==== Excerpted data ====

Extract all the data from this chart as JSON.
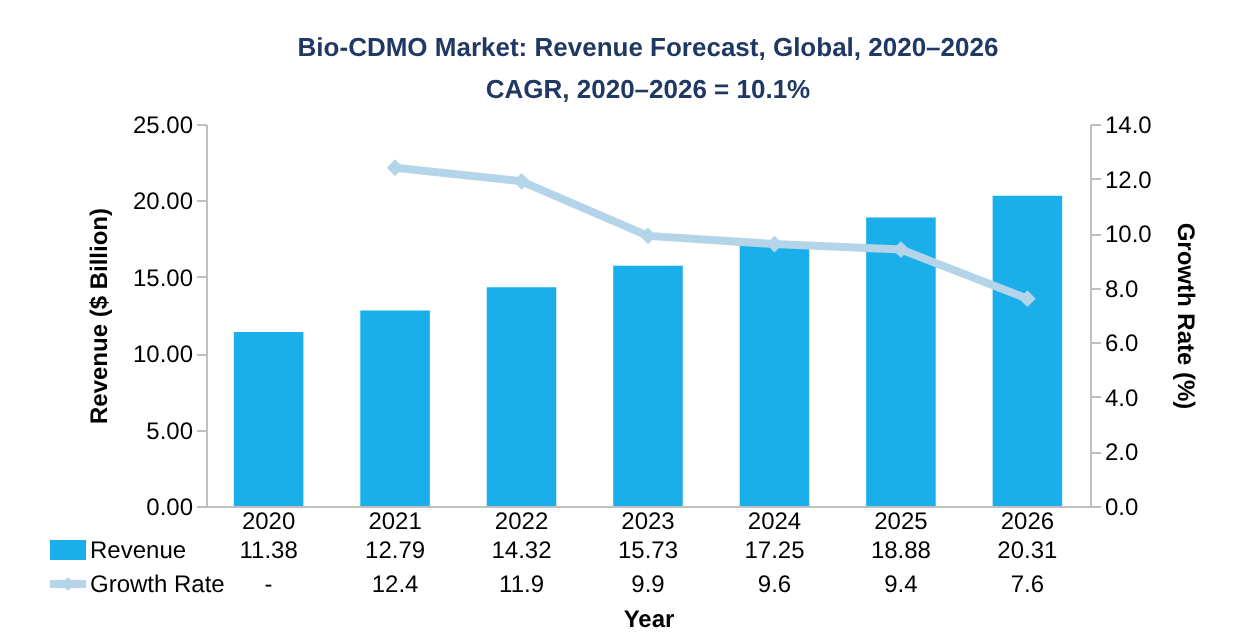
{
  "chart_data": {
    "type": "bar",
    "title": "Bio-CDMO Market: Revenue Forecast, Global, 2020–2026",
    "subtitle": "CAGR, 2020–2026 = 10.1%",
    "xlabel": "Year",
    "ylabel": "Revenue ($ Billion)",
    "y2label": "Growth Rate (%)",
    "categories": [
      "2020",
      "2021",
      "2022",
      "2023",
      "2024",
      "2025",
      "2026"
    ],
    "series": [
      {
        "name": "Revenue",
        "color": "#1aaeea",
        "values": [
          11.38,
          12.79,
          14.32,
          15.73,
          17.25,
          18.88,
          20.31
        ],
        "value_labels": [
          "11.38",
          "12.79",
          "14.32",
          "15.73",
          "17.25",
          "18.88",
          "20.31"
        ]
      },
      {
        "name": "Growth Rate",
        "type": "line",
        "axis": "y2",
        "color": "#b4d4ea",
        "marker": "diamond",
        "line_style": "solid",
        "values": [
          null,
          12.4,
          11.9,
          9.9,
          9.6,
          9.4,
          7.6
        ],
        "value_labels": [
          "-",
          "12.4",
          "11.9",
          "9.9",
          "9.6",
          "9.4",
          "7.6"
        ]
      }
    ],
    "ylim": [
      0,
      25
    ],
    "yticks": [
      {
        "value": 0,
        "label": "0.00"
      },
      {
        "value": 5,
        "label": "5.00"
      },
      {
        "value": 10,
        "label": "10.00"
      },
      {
        "value": 15,
        "label": "15.00"
      },
      {
        "value": 20,
        "label": "20.00"
      },
      {
        "value": 25,
        "label": "25.00"
      }
    ],
    "y2lim": [
      0,
      14
    ],
    "y2ticks": [
      {
        "value": 0,
        "label": "0.0"
      },
      {
        "value": 2,
        "label": "2.0"
      },
      {
        "value": 4,
        "label": "4.0"
      },
      {
        "value": 6,
        "label": "6.0"
      },
      {
        "value": 8,
        "label": "8.0"
      },
      {
        "value": 10,
        "label": "10.0"
      },
      {
        "value": 12,
        "label": "12.0"
      },
      {
        "value": 14,
        "label": "14.0"
      }
    ],
    "grid": false,
    "legend": "bottom"
  }
}
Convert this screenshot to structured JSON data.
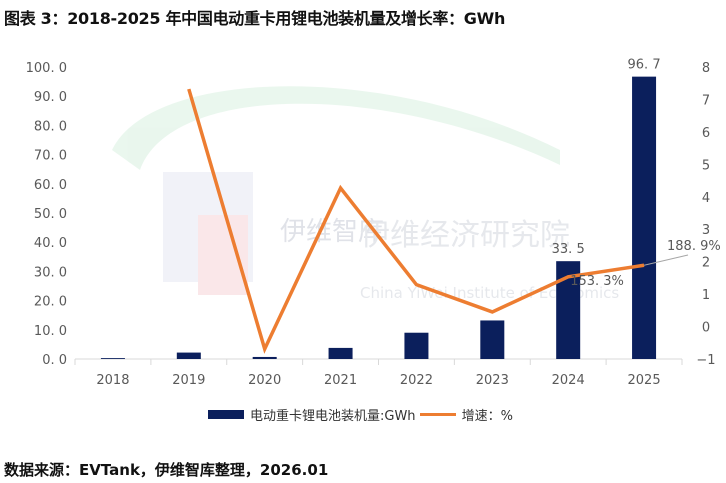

====

**The problem**
In the entries above, identify every line with the string "Revenue".

**Answer below**
    "title": "Bio-CDMO Market: Revenue Forecast, Global, 2020–2026",
    "ylabel": "Revenue ($ Billion)",
        "name": "Revenue",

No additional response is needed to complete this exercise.